**** Dataset extract

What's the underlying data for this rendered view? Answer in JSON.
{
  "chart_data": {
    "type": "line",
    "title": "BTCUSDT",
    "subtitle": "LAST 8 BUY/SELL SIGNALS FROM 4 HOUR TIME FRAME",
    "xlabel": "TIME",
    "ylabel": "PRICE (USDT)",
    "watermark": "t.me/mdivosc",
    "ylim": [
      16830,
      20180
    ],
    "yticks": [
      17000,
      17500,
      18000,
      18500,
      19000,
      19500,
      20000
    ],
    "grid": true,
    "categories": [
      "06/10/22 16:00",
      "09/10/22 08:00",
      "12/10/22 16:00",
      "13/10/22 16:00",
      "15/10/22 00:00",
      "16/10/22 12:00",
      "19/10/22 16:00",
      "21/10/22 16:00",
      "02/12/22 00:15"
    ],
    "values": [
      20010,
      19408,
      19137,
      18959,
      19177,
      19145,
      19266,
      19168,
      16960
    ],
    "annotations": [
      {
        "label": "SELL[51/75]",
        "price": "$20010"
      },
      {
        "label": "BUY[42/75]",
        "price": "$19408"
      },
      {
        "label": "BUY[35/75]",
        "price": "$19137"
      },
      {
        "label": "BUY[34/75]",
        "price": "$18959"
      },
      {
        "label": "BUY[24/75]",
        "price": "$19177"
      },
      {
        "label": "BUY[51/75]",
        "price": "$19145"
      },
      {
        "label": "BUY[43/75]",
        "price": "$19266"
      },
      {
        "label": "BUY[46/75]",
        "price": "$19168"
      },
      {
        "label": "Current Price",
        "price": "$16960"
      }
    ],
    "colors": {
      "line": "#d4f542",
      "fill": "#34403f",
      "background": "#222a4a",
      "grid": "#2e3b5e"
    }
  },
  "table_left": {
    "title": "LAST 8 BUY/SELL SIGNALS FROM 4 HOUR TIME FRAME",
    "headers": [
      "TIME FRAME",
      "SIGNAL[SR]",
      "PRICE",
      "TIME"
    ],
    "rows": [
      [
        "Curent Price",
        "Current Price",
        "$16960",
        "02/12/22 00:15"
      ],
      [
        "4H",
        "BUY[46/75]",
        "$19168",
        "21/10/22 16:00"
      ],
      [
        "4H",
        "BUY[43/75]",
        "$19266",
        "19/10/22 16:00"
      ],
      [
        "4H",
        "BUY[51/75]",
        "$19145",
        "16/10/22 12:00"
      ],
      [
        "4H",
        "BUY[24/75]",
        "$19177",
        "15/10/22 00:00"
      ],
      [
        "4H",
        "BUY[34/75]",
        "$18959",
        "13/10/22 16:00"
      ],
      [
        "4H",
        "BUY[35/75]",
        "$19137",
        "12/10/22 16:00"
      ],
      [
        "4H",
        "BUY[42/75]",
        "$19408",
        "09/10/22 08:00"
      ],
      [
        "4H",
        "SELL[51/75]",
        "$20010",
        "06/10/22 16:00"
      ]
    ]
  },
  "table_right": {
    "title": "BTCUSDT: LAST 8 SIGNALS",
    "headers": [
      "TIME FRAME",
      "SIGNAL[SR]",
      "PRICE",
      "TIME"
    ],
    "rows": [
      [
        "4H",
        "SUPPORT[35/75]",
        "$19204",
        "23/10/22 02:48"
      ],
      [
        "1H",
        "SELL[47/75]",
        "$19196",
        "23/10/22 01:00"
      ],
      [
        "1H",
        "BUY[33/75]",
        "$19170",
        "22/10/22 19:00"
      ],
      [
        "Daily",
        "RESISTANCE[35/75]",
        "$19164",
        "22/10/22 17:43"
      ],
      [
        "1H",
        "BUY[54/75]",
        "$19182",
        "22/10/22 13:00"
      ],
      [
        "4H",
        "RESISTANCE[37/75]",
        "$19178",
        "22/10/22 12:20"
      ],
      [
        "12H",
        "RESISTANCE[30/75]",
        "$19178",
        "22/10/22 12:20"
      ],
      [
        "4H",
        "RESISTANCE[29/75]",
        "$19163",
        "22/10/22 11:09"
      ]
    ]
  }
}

********

**Task instructions**
For each line of the entries that includes "TIME", show that line.

**Written response**
    "subtitle": "LAST 8 BUY/SELL SIGNALS FROM 4 HOUR TIME FRAME",
    "xlabel": "TIME",
    "title": "LAST 8 BUY/SELL SIGNALS FROM 4 HOUR TIME FRAME",
      "TIME FRAME",
      "TIME"
      "TIME FRAME",
      "TIME"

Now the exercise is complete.